YOUR TASK:
Tally the lines containing the word "JSON", and report the tally alone.

MATERIAL PROVIDED:
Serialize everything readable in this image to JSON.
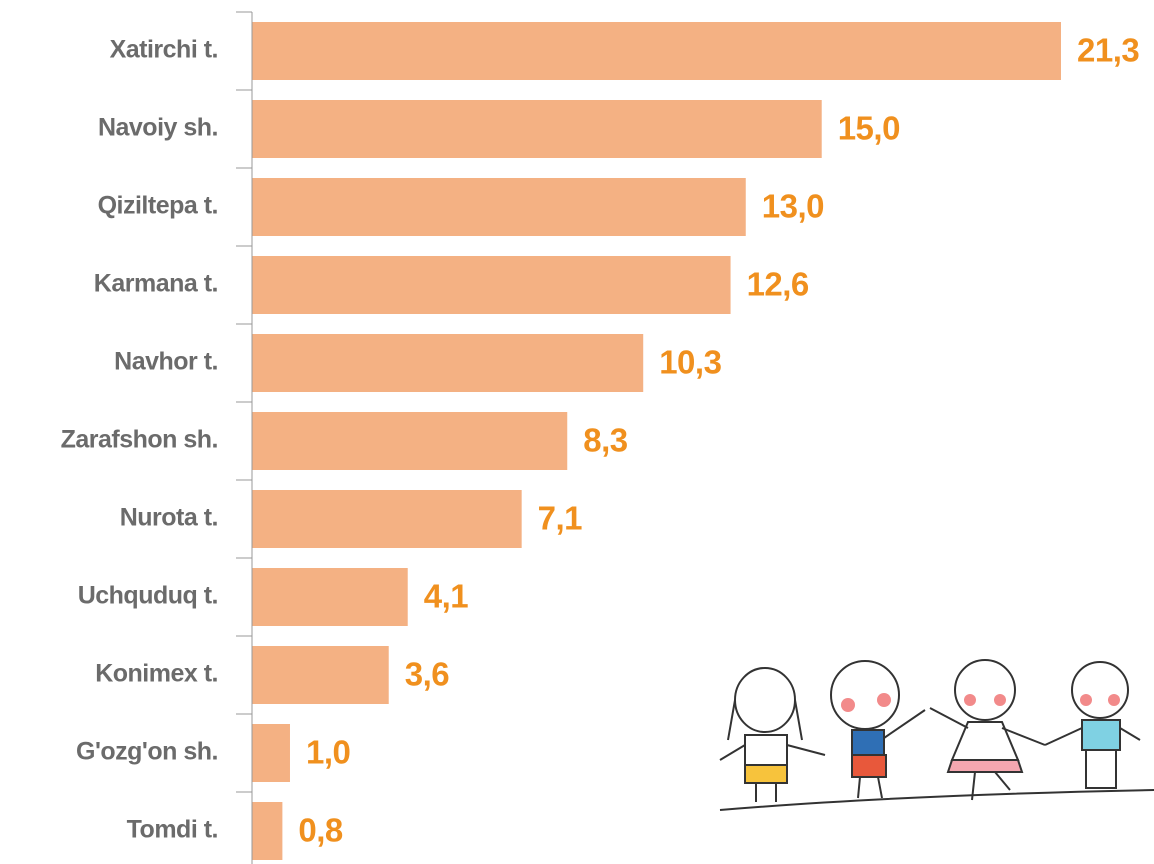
{
  "chart_data": {
    "type": "hbar",
    "categories": [
      "Xatirchi t.",
      "Navoiy sh.",
      "Qiziltepa t.",
      "Karmana t.",
      "Navhor t.",
      "Zarafshon sh.",
      "Nurota t.",
      "Uchquduq t.",
      "Konimex t.",
      "G'ozg'on sh.",
      "Tomdi t."
    ],
    "values": [
      21.3,
      15.0,
      13.0,
      12.6,
      10.3,
      8.3,
      7.1,
      4.1,
      3.6,
      1.0,
      0.8
    ],
    "value_labels": [
      "21,3",
      "15,0",
      "13,0",
      "12,6",
      "10,3",
      "8,3",
      "7,1",
      "4,1",
      "3,6",
      "1,0",
      "0,8"
    ],
    "color": "#f4b183",
    "label_color": "#f0901e"
  }
}
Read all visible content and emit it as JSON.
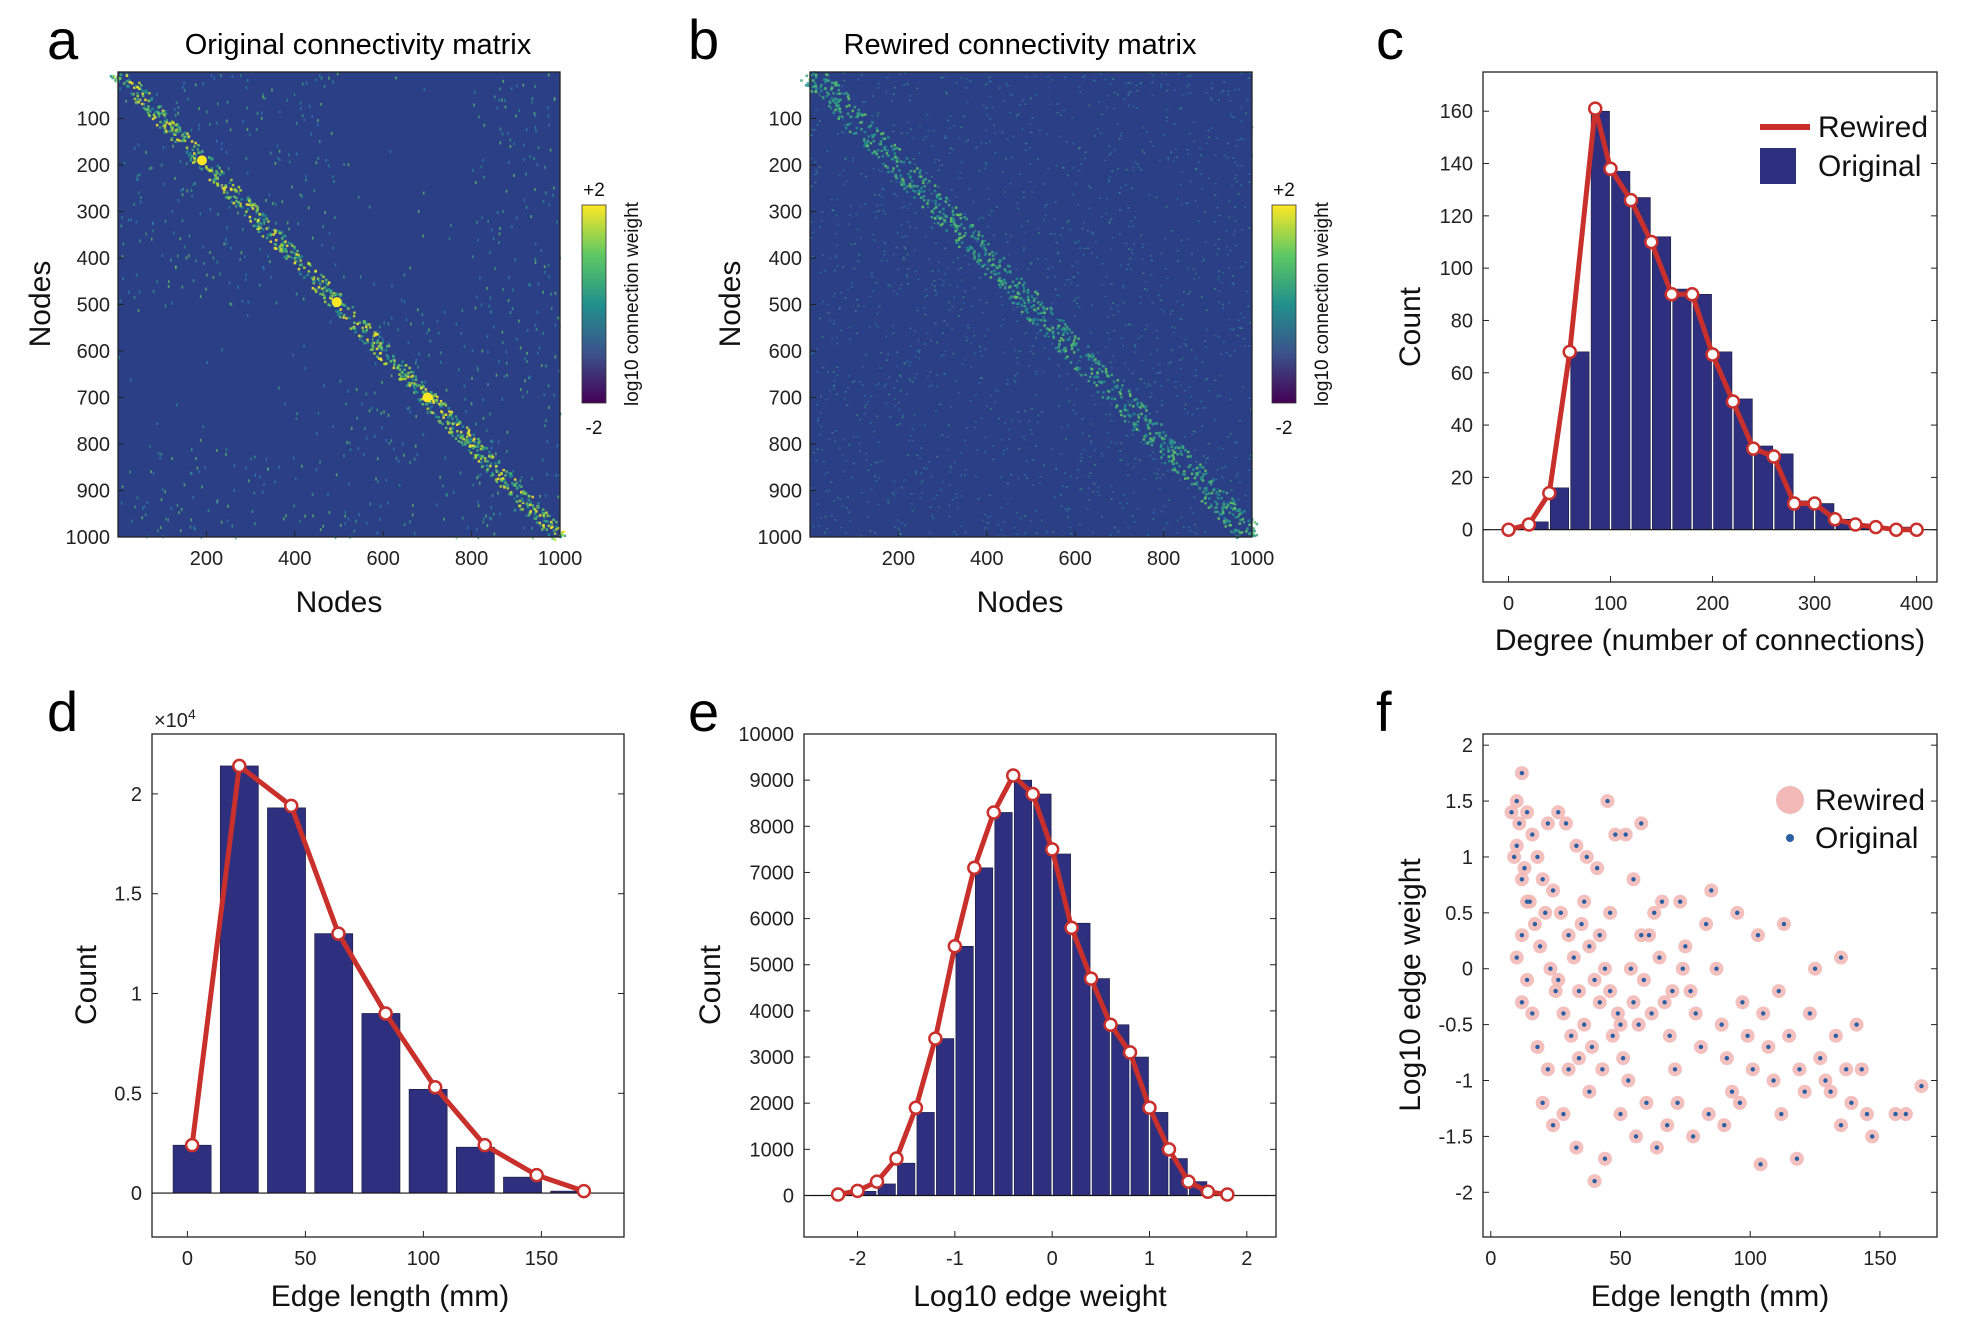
{
  "panels": {
    "a": {
      "letter": "a",
      "title": "Original connectivity matrix",
      "xlabel": "Nodes",
      "ylabel": "Nodes",
      "colorbar": {
        "top": "+2",
        "bottom": "-2",
        "label": "log10 connection weight"
      }
    },
    "b": {
      "letter": "b",
      "title": "Rewired connectivity matrix",
      "xlabel": "Nodes",
      "ylabel": "Nodes",
      "colorbar": {
        "top": "+2",
        "bottom": "-2",
        "label": "log10 connection weight"
      }
    },
    "c": {
      "letter": "c",
      "xlabel": "Degree (number of connections)",
      "ylabel": "Count"
    },
    "d": {
      "letter": "d",
      "xlabel": "Edge length (mm)",
      "ylabel": "Count",
      "multiplier": "×10",
      "multiplier_exp": "4"
    },
    "e": {
      "letter": "e",
      "xlabel": "Log10 edge weight",
      "ylabel": "Count"
    },
    "f": {
      "letter": "f",
      "xlabel": "Edge length (mm)",
      "ylabel": "Log10 edge weight"
    }
  },
  "colors": {
    "bar": "#2e2f7e",
    "line": "#c9302c",
    "matrix_bg": "#2b3f87",
    "rewired_dot": "#f2b9b6",
    "original_dot": "#2a5fa3",
    "colormap": [
      "#440154",
      "#3b528b",
      "#21918c",
      "#5ec962",
      "#fde725"
    ]
  },
  "chart_data": [
    {
      "panel": "a",
      "type": "heatmap",
      "x_ticks": [
        "200",
        "400",
        "600",
        "800",
        "1000"
      ],
      "y_ticks": [
        "100",
        "200",
        "300",
        "400",
        "500",
        "600",
        "700",
        "800",
        "900",
        "1000"
      ],
      "xlim": [
        0,
        1000
      ],
      "ylim": [
        0,
        1000
      ],
      "colorscale": "log10",
      "clim": [
        -2,
        2
      ]
    },
    {
      "panel": "b",
      "type": "heatmap",
      "x_ticks": [
        "200",
        "400",
        "600",
        "800",
        "1000"
      ],
      "y_ticks": [
        "100",
        "200",
        "300",
        "400",
        "500",
        "600",
        "700",
        "800",
        "900",
        "1000"
      ],
      "xlim": [
        0,
        1000
      ],
      "ylim": [
        0,
        1000
      ],
      "colorscale": "log10",
      "clim": [
        -2,
        2
      ]
    },
    {
      "panel": "c",
      "type": "bar",
      "xlim": [
        -25,
        420
      ],
      "ylim": [
        -20,
        175
      ],
      "x_ticks": [
        "0",
        "100",
        "200",
        "300",
        "400"
      ],
      "y_ticks": [
        "0",
        "20",
        "40",
        "60",
        "80",
        "100",
        "120",
        "140",
        "160"
      ],
      "bar_width": 20,
      "original_bars": {
        "x": [
          10,
          30,
          50,
          70,
          90,
          110,
          130,
          150,
          170,
          190,
          210,
          230,
          250,
          270,
          290,
          310,
          330,
          350,
          370,
          390
        ],
        "y": [
          1,
          3,
          16,
          68,
          160,
          137,
          127,
          112,
          92,
          90,
          68,
          50,
          32,
          29,
          11,
          10,
          4,
          2,
          1,
          1
        ]
      },
      "rewired_line": {
        "x": [
          0,
          20,
          40,
          60,
          85,
          100,
          120,
          140,
          160,
          180,
          200,
          220,
          240,
          260,
          280,
          300,
          320,
          340,
          360,
          380,
          400
        ],
        "y": [
          0,
          2,
          14,
          68,
          161,
          138,
          126,
          110,
          90,
          90,
          67,
          49,
          31,
          28,
          10,
          10,
          4,
          2,
          1,
          0,
          0
        ]
      },
      "legend": [
        {
          "label": "Rewired",
          "kind": "line"
        },
        {
          "label": "Original",
          "kind": "bar"
        }
      ]
    },
    {
      "panel": "d",
      "type": "bar",
      "xlim": [
        -15,
        185
      ],
      "ylim": [
        -0.22,
        2.3
      ],
      "y_scale_multiplier": 10000,
      "x_ticks": [
        "0",
        "50",
        "100",
        "150"
      ],
      "y_ticks": [
        "0",
        "0.5",
        "1",
        "1.5",
        "2"
      ],
      "bar_width": 17,
      "original_bars": {
        "x": [
          2,
          22,
          42,
          62,
          82,
          102,
          122,
          142,
          162
        ],
        "y": [
          0.24,
          2.14,
          1.93,
          1.3,
          0.9,
          0.52,
          0.23,
          0.08,
          0.01
        ]
      },
      "rewired_line": {
        "x": [
          2,
          22,
          44,
          64,
          84,
          105,
          126,
          148,
          168
        ],
        "y": [
          0.24,
          2.14,
          1.94,
          1.3,
          0.9,
          0.53,
          0.24,
          0.09,
          0.01
        ]
      }
    },
    {
      "panel": "e",
      "type": "bar",
      "xlim": [
        -2.55,
        2.3
      ],
      "ylim": [
        -900,
        10000
      ],
      "x_ticks": [
        "-2",
        "-1",
        "0",
        "1",
        "2"
      ],
      "y_ticks": [
        "0",
        "1000",
        "2000",
        "3000",
        "4000",
        "5000",
        "6000",
        "7000",
        "8000",
        "9000",
        "10000"
      ],
      "bar_width": 0.2,
      "original_bars": {
        "x": [
          -2.1,
          -1.9,
          -1.7,
          -1.5,
          -1.3,
          -1.1,
          -0.9,
          -0.7,
          -0.5,
          -0.3,
          -0.1,
          0.1,
          0.3,
          0.5,
          0.7,
          0.9,
          1.1,
          1.3,
          1.5,
          1.7
        ],
        "y": [
          30,
          90,
          250,
          700,
          1800,
          3400,
          5400,
          7100,
          8300,
          9000,
          8700,
          7400,
          5900,
          4700,
          3700,
          3000,
          1800,
          800,
          300,
          80
        ]
      },
      "rewired_line": {
        "x": [
          -2.2,
          -2.0,
          -1.8,
          -1.6,
          -1.4,
          -1.2,
          -1.0,
          -0.8,
          -0.6,
          -0.4,
          -0.2,
          0.0,
          0.2,
          0.4,
          0.6,
          0.8,
          1.0,
          1.2,
          1.4,
          1.6,
          1.8
        ],
        "y": [
          20,
          100,
          300,
          800,
          1900,
          3400,
          5400,
          7100,
          8300,
          9100,
          8700,
          7500,
          5800,
          4700,
          3700,
          3100,
          1900,
          1000,
          300,
          80,
          20
        ]
      }
    },
    {
      "panel": "f",
      "type": "scatter",
      "xlim": [
        -3,
        172
      ],
      "ylim": [
        -2.4,
        2.1
      ],
      "x_ticks": [
        "0",
        "50",
        "100",
        "150"
      ],
      "y_ticks": [
        "-2",
        "-1.5",
        "-1",
        "-0.5",
        "0",
        "0.5",
        "1",
        "1.5",
        "2"
      ],
      "legend": [
        {
          "label": "Rewired",
          "kind": "dot-large"
        },
        {
          "label": "Original",
          "kind": "dot-small"
        }
      ],
      "points": [
        [
          10,
          1.5
        ],
        [
          12,
          1.75
        ],
        [
          14,
          1.4
        ],
        [
          11,
          1.3
        ],
        [
          9,
          1.0
        ],
        [
          13,
          0.9
        ],
        [
          16,
          1.2
        ],
        [
          18,
          1.0
        ],
        [
          20,
          0.8
        ],
        [
          22,
          1.3
        ],
        [
          15,
          0.6
        ],
        [
          17,
          0.4
        ],
        [
          19,
          0.2
        ],
        [
          21,
          0.5
        ],
        [
          23,
          0.0
        ],
        [
          25,
          -0.2
        ],
        [
          12,
          0.3
        ],
        [
          14,
          -0.1
        ],
        [
          16,
          -0.4
        ],
        [
          18,
          -0.7
        ],
        [
          26,
          1.4
        ],
        [
          29,
          1.3
        ],
        [
          33,
          1.1
        ],
        [
          37,
          1.0
        ],
        [
          41,
          0.9
        ],
        [
          45,
          1.5
        ],
        [
          48,
          1.2
        ],
        [
          52,
          1.2
        ],
        [
          55,
          0.8
        ],
        [
          58,
          1.3
        ],
        [
          24,
          0.7
        ],
        [
          27,
          0.5
        ],
        [
          30,
          0.3
        ],
        [
          32,
          0.1
        ],
        [
          35,
          0.4
        ],
        [
          38,
          0.2
        ],
        [
          40,
          -0.1
        ],
        [
          42,
          -0.3
        ],
        [
          44,
          0.0
        ],
        [
          46,
          -0.2
        ],
        [
          28,
          -0.4
        ],
        [
          31,
          -0.6
        ],
        [
          34,
          -0.8
        ],
        [
          36,
          -0.5
        ],
        [
          39,
          -0.7
        ],
        [
          43,
          -0.9
        ],
        [
          47,
          -0.6
        ],
        [
          49,
          -0.4
        ],
        [
          51,
          -0.8
        ],
        [
          53,
          -1.0
        ],
        [
          55,
          -0.3
        ],
        [
          57,
          -0.5
        ],
        [
          59,
          -0.1
        ],
        [
          61,
          0.3
        ],
        [
          63,
          0.5
        ],
        [
          65,
          0.1
        ],
        [
          67,
          -0.3
        ],
        [
          69,
          -0.6
        ],
        [
          71,
          -0.9
        ],
        [
          73,
          0.6
        ],
        [
          75,
          0.2
        ],
        [
          77,
          -0.2
        ],
        [
          79,
          -0.4
        ],
        [
          81,
          -0.7
        ],
        [
          83,
          0.4
        ],
        [
          85,
          0.7
        ],
        [
          87,
          0.0
        ],
        [
          89,
          -0.5
        ],
        [
          91,
          -0.8
        ],
        [
          93,
          -1.1
        ],
        [
          95,
          0.5
        ],
        [
          97,
          -0.3
        ],
        [
          99,
          -0.6
        ],
        [
          101,
          -0.9
        ],
        [
          103,
          0.3
        ],
        [
          105,
          -0.4
        ],
        [
          107,
          -0.7
        ],
        [
          109,
          -1.0
        ],
        [
          111,
          -0.2
        ],
        [
          113,
          0.4
        ],
        [
          20,
          -1.2
        ],
        [
          24,
          -1.4
        ],
        [
          28,
          -1.3
        ],
        [
          33,
          -1.6
        ],
        [
          38,
          -1.1
        ],
        [
          40,
          -1.9
        ],
        [
          44,
          -1.7
        ],
        [
          50,
          -1.3
        ],
        [
          56,
          -1.5
        ],
        [
          60,
          -1.2
        ],
        [
          64,
          -1.6
        ],
        [
          68,
          -1.4
        ],
        [
          72,
          -1.2
        ],
        [
          78,
          -1.5
        ],
        [
          84,
          -1.3
        ],
        [
          90,
          -1.4
        ],
        [
          96,
          -1.2
        ],
        [
          104,
          -1.75
        ],
        [
          112,
          -1.3
        ],
        [
          118,
          -1.7
        ],
        [
          115,
          -0.6
        ],
        [
          119,
          -0.9
        ],
        [
          121,
          -1.1
        ],
        [
          123,
          -0.4
        ],
        [
          125,
          0.0
        ],
        [
          127,
          -0.8
        ],
        [
          131,
          -1.1
        ],
        [
          133,
          -0.6
        ],
        [
          137,
          -0.9
        ],
        [
          139,
          -1.2
        ],
        [
          135,
          0.1
        ],
        [
          141,
          -0.5
        ],
        [
          143,
          -0.9
        ],
        [
          145,
          -1.3
        ],
        [
          147,
          -1.5
        ],
        [
          129,
          -1.0
        ],
        [
          135,
          -1.4
        ],
        [
          156,
          -1.3
        ],
        [
          160,
          -1.3
        ],
        [
          166,
          -1.05
        ],
        [
          8,
          1.4
        ],
        [
          10,
          1.1
        ],
        [
          12,
          0.8
        ],
        [
          14,
          0.6
        ],
        [
          10,
          0.1
        ],
        [
          12,
          -0.3
        ],
        [
          22,
          -0.9
        ],
        [
          26,
          -0.1
        ],
        [
          30,
          -0.9
        ],
        [
          34,
          -0.2
        ],
        [
          36,
          0.6
        ],
        [
          42,
          0.3
        ],
        [
          46,
          0.5
        ],
        [
          50,
          -0.5
        ],
        [
          54,
          0.0
        ],
        [
          58,
          0.3
        ],
        [
          62,
          -0.4
        ],
        [
          66,
          0.6
        ],
        [
          70,
          -0.2
        ],
        [
          74,
          0.0
        ]
      ]
    }
  ]
}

FINAL ANSWER:
2